**RECORDS PROVIDED:**
▬▬▬▬▬▬

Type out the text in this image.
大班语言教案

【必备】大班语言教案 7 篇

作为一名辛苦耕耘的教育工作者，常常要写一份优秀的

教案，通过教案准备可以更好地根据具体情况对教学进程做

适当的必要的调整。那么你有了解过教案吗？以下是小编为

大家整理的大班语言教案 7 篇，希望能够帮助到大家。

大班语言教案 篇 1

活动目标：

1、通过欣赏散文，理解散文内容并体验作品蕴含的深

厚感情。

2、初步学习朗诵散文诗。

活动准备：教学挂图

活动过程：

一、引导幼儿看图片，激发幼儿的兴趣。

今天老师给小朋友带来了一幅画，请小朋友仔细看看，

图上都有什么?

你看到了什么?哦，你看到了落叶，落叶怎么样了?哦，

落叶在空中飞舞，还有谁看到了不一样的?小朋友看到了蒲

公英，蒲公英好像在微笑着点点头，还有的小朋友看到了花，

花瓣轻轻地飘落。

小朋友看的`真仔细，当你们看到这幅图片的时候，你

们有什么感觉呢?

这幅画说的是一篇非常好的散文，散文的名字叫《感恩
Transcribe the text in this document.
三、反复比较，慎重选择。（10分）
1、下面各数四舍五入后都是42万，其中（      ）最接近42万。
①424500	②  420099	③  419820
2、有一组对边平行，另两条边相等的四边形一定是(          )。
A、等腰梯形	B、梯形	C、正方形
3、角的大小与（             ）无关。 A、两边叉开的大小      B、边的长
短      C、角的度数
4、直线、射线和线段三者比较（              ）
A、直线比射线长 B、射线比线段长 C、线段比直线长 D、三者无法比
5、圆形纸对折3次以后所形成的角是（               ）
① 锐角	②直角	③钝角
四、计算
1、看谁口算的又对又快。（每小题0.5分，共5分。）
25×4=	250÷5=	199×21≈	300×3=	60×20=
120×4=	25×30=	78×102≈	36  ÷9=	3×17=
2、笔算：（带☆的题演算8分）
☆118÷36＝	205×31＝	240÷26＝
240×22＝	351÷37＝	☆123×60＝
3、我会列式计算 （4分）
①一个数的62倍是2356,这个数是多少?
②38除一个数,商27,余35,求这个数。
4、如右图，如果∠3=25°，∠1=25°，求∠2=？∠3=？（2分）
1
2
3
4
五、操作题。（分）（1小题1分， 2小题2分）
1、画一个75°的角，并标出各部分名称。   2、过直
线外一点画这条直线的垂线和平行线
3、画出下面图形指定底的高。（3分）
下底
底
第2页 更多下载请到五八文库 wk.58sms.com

▬▬▬▬▬▬

**TO BE DONE:** Tally up the lines holding the word "this" in the data above, and answer with that figure only.

**THE RESPONSE:** 2